Material provided —
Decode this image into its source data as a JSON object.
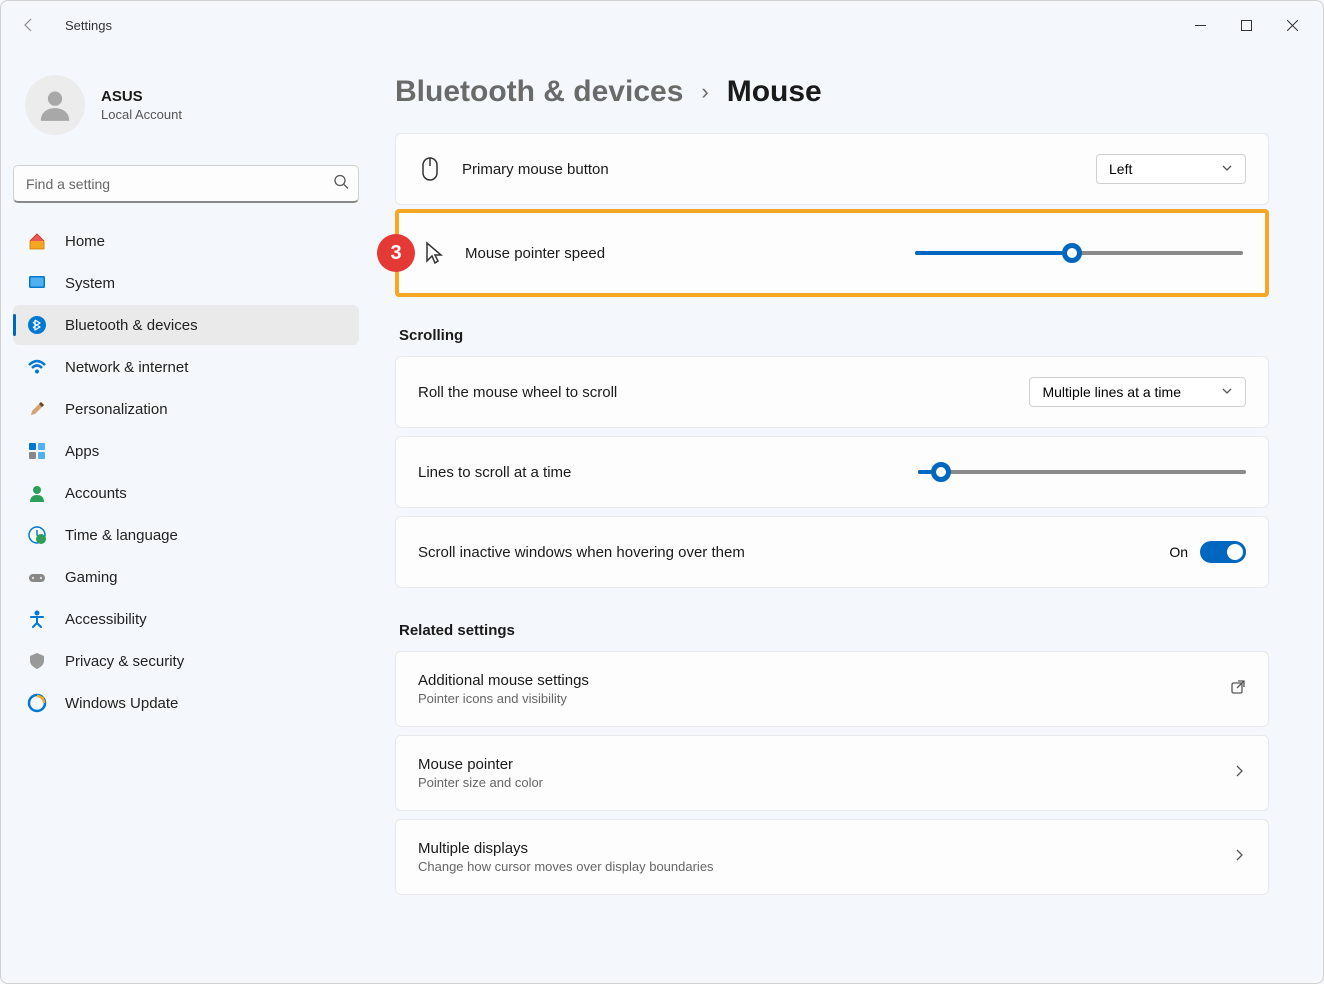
{
  "app_title": "Settings",
  "profile": {
    "name": "ASUS",
    "subtitle": "Local Account"
  },
  "search": {
    "placeholder": "Find a setting"
  },
  "sidebar": {
    "items": [
      {
        "label": "Home"
      },
      {
        "label": "System"
      },
      {
        "label": "Bluetooth & devices"
      },
      {
        "label": "Network & internet"
      },
      {
        "label": "Personalization"
      },
      {
        "label": "Apps"
      },
      {
        "label": "Accounts"
      },
      {
        "label": "Time & language"
      },
      {
        "label": "Gaming"
      },
      {
        "label": "Accessibility"
      },
      {
        "label": "Privacy & security"
      },
      {
        "label": "Windows Update"
      }
    ]
  },
  "breadcrumb": {
    "parent": "Bluetooth & devices",
    "current": "Mouse"
  },
  "settings": {
    "primary_button": {
      "label": "Primary mouse button",
      "value": "Left"
    },
    "pointer_speed": {
      "label": "Mouse pointer speed",
      "value_percent": 48
    },
    "scrolling_header": "Scrolling",
    "roll_wheel": {
      "label": "Roll the mouse wheel to scroll",
      "value": "Multiple lines at a time"
    },
    "lines_scroll": {
      "label": "Lines to scroll at a time",
      "value_percent": 7
    },
    "scroll_inactive": {
      "label": "Scroll inactive windows when hovering over them",
      "state_label": "On"
    },
    "related_header": "Related settings",
    "additional": {
      "title": "Additional mouse settings",
      "subtitle": "Pointer icons and visibility"
    },
    "mouse_pointer": {
      "title": "Mouse pointer",
      "subtitle": "Pointer size and color"
    },
    "multiple_displays": {
      "title": "Multiple displays",
      "subtitle": "Change how cursor moves over display boundaries"
    }
  },
  "annotation": {
    "badge": "3"
  }
}
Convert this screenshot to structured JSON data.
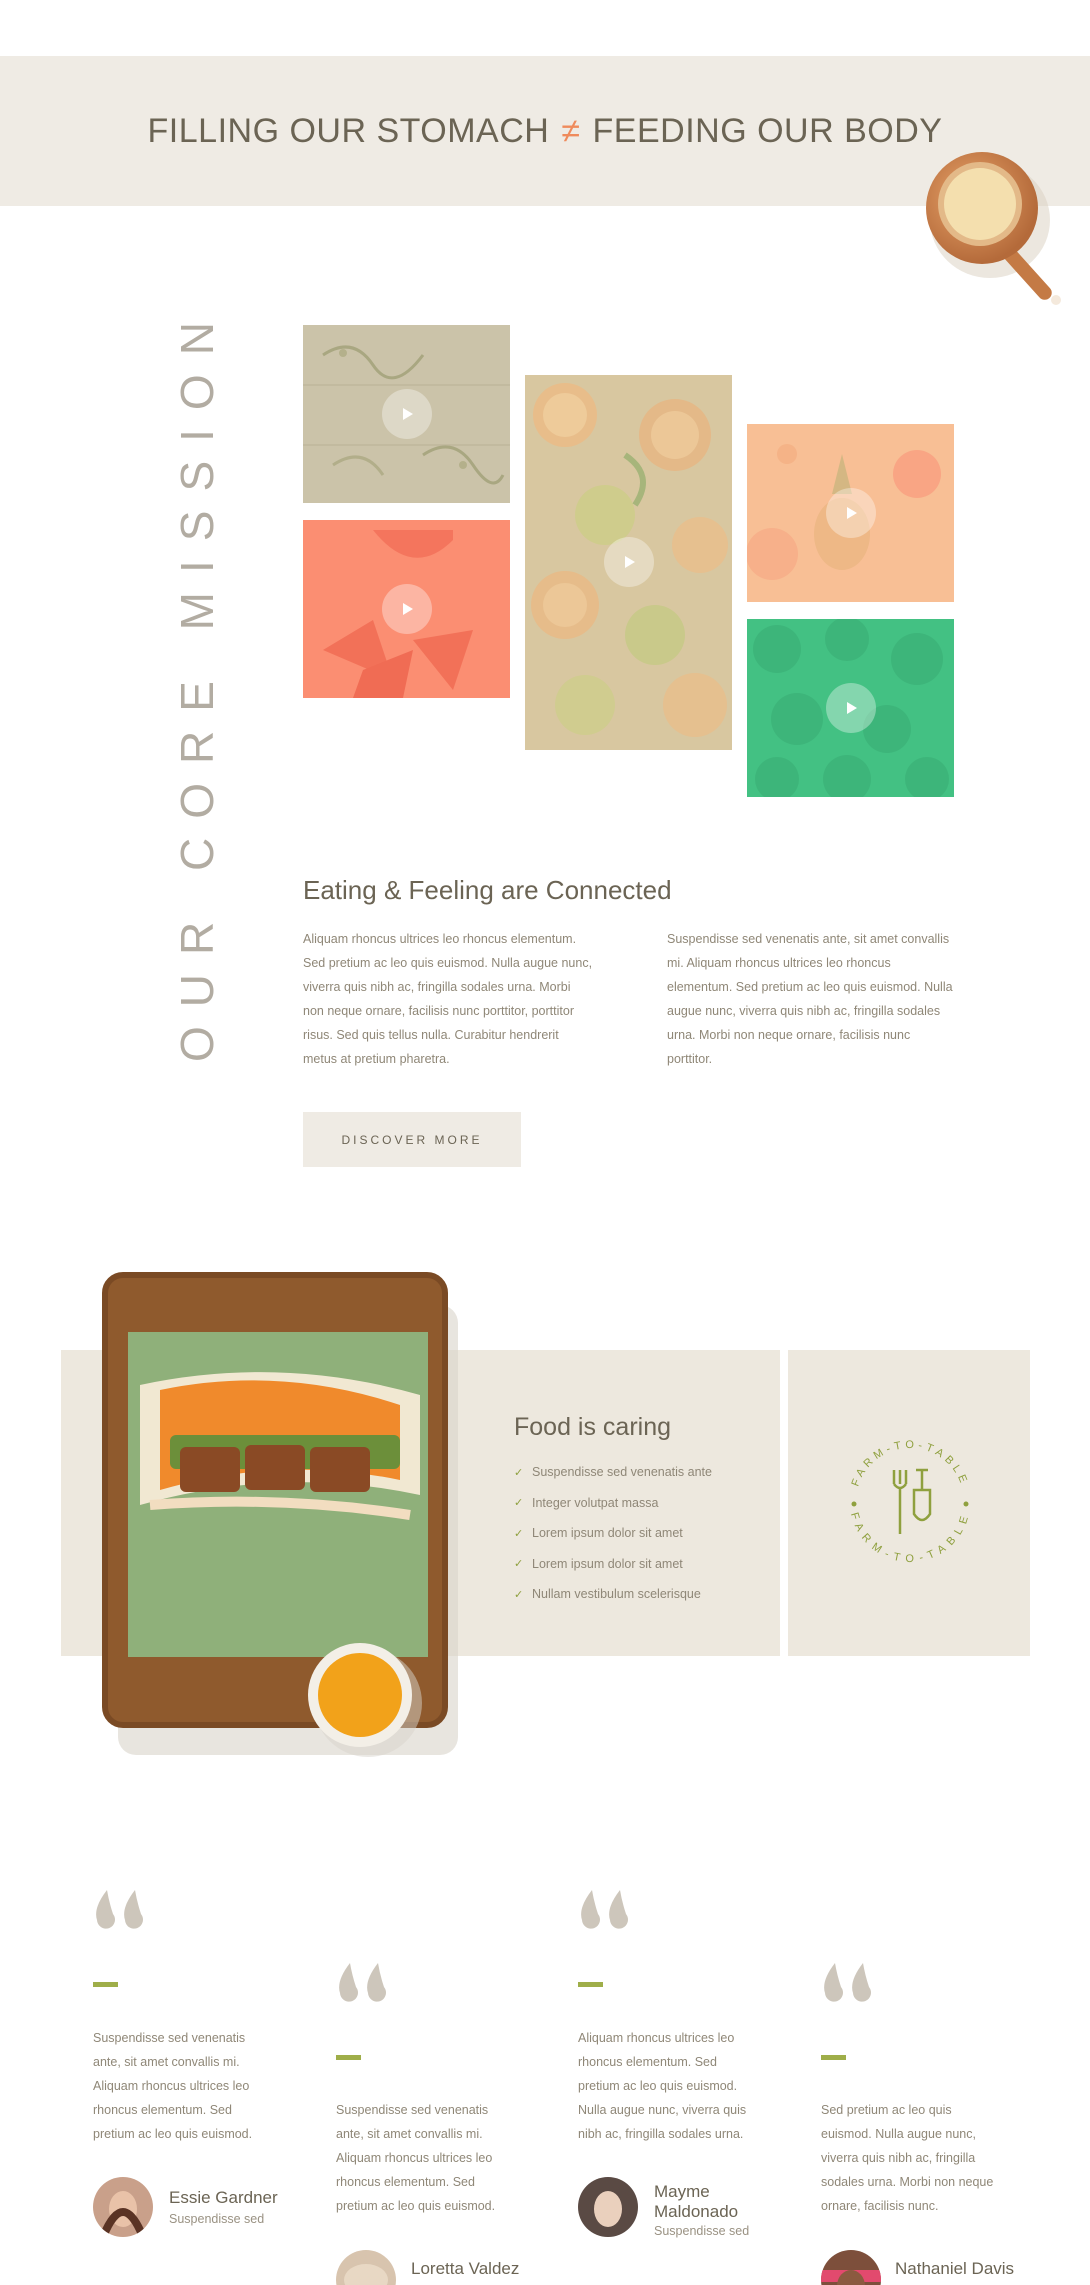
{
  "banner": {
    "title_left": "FILLING OUR STOMACH",
    "symbol": "≠",
    "title_right": "FEEDING OUR BODY"
  },
  "mission": {
    "vertical_heading": "OUR CORE MISSION",
    "title": "Eating & Feeling are Connected",
    "para_left": "Aliquam rhoncus ultrices leo rhoncus elementum. Sed pretium ac leo quis euismod. Nulla augue nunc, viverra quis nibh ac, fringilla sodales urna. Morbi non neque ornare, facilisis nunc porttitor, porttitor risus. Sed quis tellus nulla. Curabitur hendrerit metus at pretium pharetra.",
    "para_right": "Suspendisse sed venenatis ante, sit amet convallis mi. Aliquam rhoncus ultrices leo rhoncus elementum. Sed pretium ac leo quis euismod. Nulla augue nunc, viverra quis nibh ac, fringilla sodales urna. Morbi non neque ornare, facilisis nunc porttitor.",
    "button": "DISCOVER MORE",
    "videos": [
      {
        "icon": "play-icon",
        "color": "#cfc7ae"
      },
      {
        "icon": "play-icon",
        "color": "#fc8e71"
      },
      {
        "icon": "play-icon",
        "color": "#dcc9a2"
      },
      {
        "icon": "play-icon",
        "color": "#f8bf95"
      },
      {
        "icon": "play-icon",
        "color": "#43c183"
      }
    ]
  },
  "caring": {
    "title": "Food is caring",
    "items": [
      "Suspendisse sed venenatis ante",
      "Integer volutpat massa",
      "Lorem ipsum dolor sit amet",
      "Lorem ipsum dolor sit amet",
      "Nullam vestibulum scelerisque"
    ],
    "badge_top": "FARM-TO-TABLE",
    "badge_bottom": "FARM-TO-TABLE"
  },
  "testimonials": [
    {
      "quote": "Suspendisse sed venenatis ante, sit amet convallis mi. Aliquam rhoncus ultrices leo rhoncus elementum. Sed pretium ac leo quis euismod.",
      "name": "Essie Gardner",
      "role": "Suspendisse sed"
    },
    {
      "quote": "Suspendisse sed venenatis ante, sit amet convallis mi. Aliquam rhoncus ultrices leo rhoncus elementum. Sed pretium ac leo quis euismod.",
      "name": "Loretta Valdez",
      "role": ""
    },
    {
      "quote": "Aliquam rhoncus ultrices leo rhoncus elementum. Sed pretium ac leo quis euismod. Nulla augue nunc, viverra quis nibh ac, fringilla sodales urna.",
      "name": "Mayme Maldonado",
      "role": "Suspendisse sed"
    },
    {
      "quote": "Sed pretium ac leo quis euismod. Nulla augue nunc, viverra quis nibh ac, fringilla sodales urna. Morbi non neque ornare, facilisis nunc.",
      "name": "Nathaniel Davis",
      "role": ""
    }
  ],
  "colors": {
    "accent": "#ef8b5c",
    "green": "#9fae49",
    "beige": "#efebe4",
    "text": "#6b6454"
  }
}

Exercise —
Copy each line from the data above that includes "ultrices".

Answer —
    "para_left": "Aliquam rhoncus ultrices leo rhoncus elementum. Sed pretium ac leo quis euismod. Nulla augue nunc, viverra quis nibh ac, fringilla sodales urna. Morbi non neque ornare, facilisis nunc porttitor, porttitor risus. Sed quis tellus nulla. Curabitur hendrerit metus at pretium pharetra.",
    "para_right": "Suspendisse sed venenatis ante, sit amet convallis mi. Aliquam rhoncus ultrices leo rhoncus elementum. Sed pretium ac leo quis euismod. Nulla augue nunc, viverra quis nibh ac, fringilla sodales urna. Morbi non neque ornare, facilisis nunc porttitor.",
      "quote": "Suspendisse sed venenatis ante, sit amet convallis mi. Aliquam rhoncus ultrices leo rhoncus elementum. Sed pretium ac leo quis euismod.",
      "quote": "Suspendisse sed venenatis ante, sit amet convallis mi. Aliquam rhoncus ultrices leo rhoncus elementum. Sed pretium ac leo quis euismod.",
      "quote": "Aliquam rhoncus ultrices leo rhoncus elementum. Sed pretium ac leo quis euismod. Nulla augue nunc, viverra quis nibh ac, fringilla sodales urna.",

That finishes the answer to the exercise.